→ **Work instructions**: Each entry below is to be given again word for word, with no pictures.

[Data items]
★ ★ ★

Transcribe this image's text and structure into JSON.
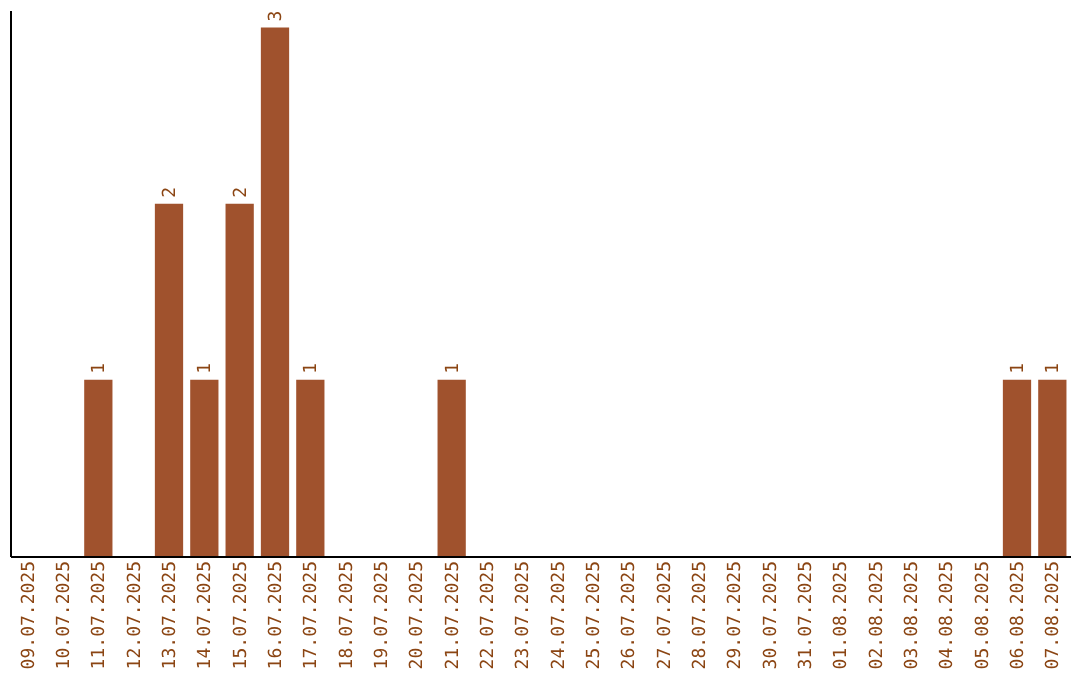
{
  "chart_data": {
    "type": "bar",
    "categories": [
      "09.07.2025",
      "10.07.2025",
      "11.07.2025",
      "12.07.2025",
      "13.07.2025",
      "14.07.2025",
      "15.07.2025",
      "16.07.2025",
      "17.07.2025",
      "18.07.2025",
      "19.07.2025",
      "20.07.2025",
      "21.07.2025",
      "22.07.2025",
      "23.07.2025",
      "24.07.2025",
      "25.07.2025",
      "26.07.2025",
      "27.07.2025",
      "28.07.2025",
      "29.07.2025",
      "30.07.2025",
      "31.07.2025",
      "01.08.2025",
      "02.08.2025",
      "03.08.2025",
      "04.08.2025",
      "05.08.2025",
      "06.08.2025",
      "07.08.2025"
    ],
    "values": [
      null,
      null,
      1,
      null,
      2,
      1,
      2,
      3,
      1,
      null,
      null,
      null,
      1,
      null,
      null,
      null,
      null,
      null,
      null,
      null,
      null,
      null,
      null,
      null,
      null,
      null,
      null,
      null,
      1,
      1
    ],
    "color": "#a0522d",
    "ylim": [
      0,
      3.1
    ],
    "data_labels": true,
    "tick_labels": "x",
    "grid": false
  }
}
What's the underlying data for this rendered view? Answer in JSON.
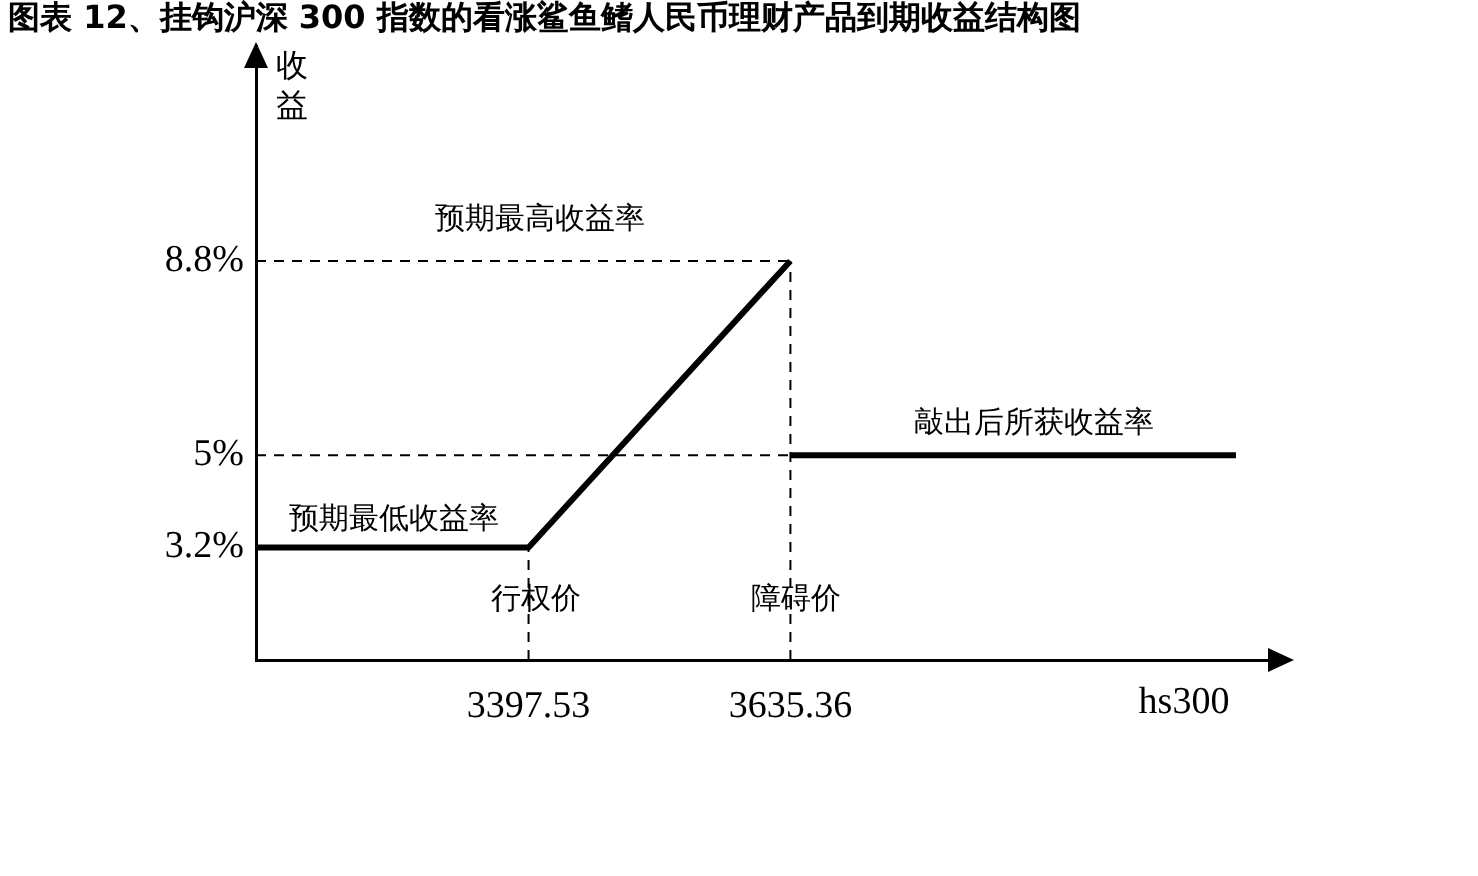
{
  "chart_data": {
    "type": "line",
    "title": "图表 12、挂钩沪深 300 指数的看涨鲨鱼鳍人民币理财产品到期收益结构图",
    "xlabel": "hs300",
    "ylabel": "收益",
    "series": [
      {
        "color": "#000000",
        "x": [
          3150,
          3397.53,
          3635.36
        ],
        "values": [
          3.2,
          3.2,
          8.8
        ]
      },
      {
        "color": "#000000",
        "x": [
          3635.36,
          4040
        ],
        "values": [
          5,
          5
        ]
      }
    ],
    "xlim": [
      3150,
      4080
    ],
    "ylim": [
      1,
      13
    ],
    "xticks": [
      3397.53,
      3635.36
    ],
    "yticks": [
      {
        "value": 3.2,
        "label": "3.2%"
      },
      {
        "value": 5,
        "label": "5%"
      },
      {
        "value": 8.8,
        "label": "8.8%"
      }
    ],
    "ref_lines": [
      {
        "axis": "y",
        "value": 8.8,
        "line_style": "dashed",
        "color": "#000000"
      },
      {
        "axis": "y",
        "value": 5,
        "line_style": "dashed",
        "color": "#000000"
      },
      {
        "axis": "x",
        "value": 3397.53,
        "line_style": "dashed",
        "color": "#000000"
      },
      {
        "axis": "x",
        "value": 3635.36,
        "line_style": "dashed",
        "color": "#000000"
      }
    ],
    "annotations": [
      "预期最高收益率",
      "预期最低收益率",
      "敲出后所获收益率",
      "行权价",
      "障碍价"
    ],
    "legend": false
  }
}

★ ★ ★

→ **Result of the task**:
Transcribe this image's text and structure into JSON.
{
  "chart_data": {
    "type": "bar",
    "categories": [
      "09.07.2025",
      "10.07.2025",
      "11.07.2025",
      "12.07.2025",
      "13.07.2025",
      "14.07.2025",
      "15.07.2025",
      "16.07.2025",
      "17.07.2025",
      "18.07.2025",
      "19.07.2025",
      "20.07.2025",
      "21.07.2025",
      "22.07.2025",
      "23.07.2025",
      "24.07.2025",
      "25.07.2025",
      "26.07.2025",
      "27.07.2025",
      "28.07.2025",
      "29.07.2025",
      "30.07.2025",
      "31.07.2025",
      "01.08.2025",
      "02.08.2025",
      "03.08.2025",
      "04.08.2025",
      "05.08.2025",
      "06.08.2025",
      "07.08.2025"
    ],
    "values": [
      null,
      null,
      1,
      null,
      2,
      1,
      2,
      3,
      1,
      null,
      null,
      null,
      1,
      null,
      null,
      null,
      null,
      null,
      null,
      null,
      null,
      null,
      null,
      null,
      null,
      null,
      null,
      null,
      1,
      1
    ],
    "color": "#a0522d",
    "ylim": [
      0,
      3.1
    ],
    "data_labels": true,
    "tick_labels": "x",
    "grid": false
  }
}
What's the underlying data for this rendered view? Answer in JSON.
{
  "chart_data": {
    "type": "line",
    "title": "图表 12、挂钩沪深 300 指数的看涨鲨鱼鳍人民币理财产品到期收益结构图",
    "xlabel": "hs300",
    "ylabel": "收益",
    "series": [
      {
        "color": "#000000",
        "x": [
          3150,
          3397.53,
          3635.36
        ],
        "values": [
          3.2,
          3.2,
          8.8
        ]
      },
      {
        "color": "#000000",
        "x": [
          3635.36,
          4040
        ],
        "values": [
          5,
          5
        ]
      }
    ],
    "xlim": [
      3150,
      4080
    ],
    "ylim": [
      1,
      13
    ],
    "xticks": [
      3397.53,
      3635.36
    ],
    "yticks": [
      {
        "value": 3.2,
        "label": "3.2%"
      },
      {
        "value": 5,
        "label": "5%"
      },
      {
        "value": 8.8,
        "label": "8.8%"
      }
    ],
    "ref_lines": [
      {
        "axis": "y",
        "value": 8.8,
        "line_style": "dashed",
        "color": "#000000"
      },
      {
        "axis": "y",
        "value": 5,
        "line_style": "dashed",
        "color": "#000000"
      },
      {
        "axis": "x",
        "value": 3397.53,
        "line_style": "dashed",
        "color": "#000000"
      },
      {
        "axis": "x",
        "value": 3635.36,
        "line_style": "dashed",
        "color": "#000000"
      }
    ],
    "annotations": [
      "预期最高收益率",
      "预期最低收益率",
      "敲出后所获收益率",
      "行权价",
      "障碍价"
    ],
    "legend": false
  }
}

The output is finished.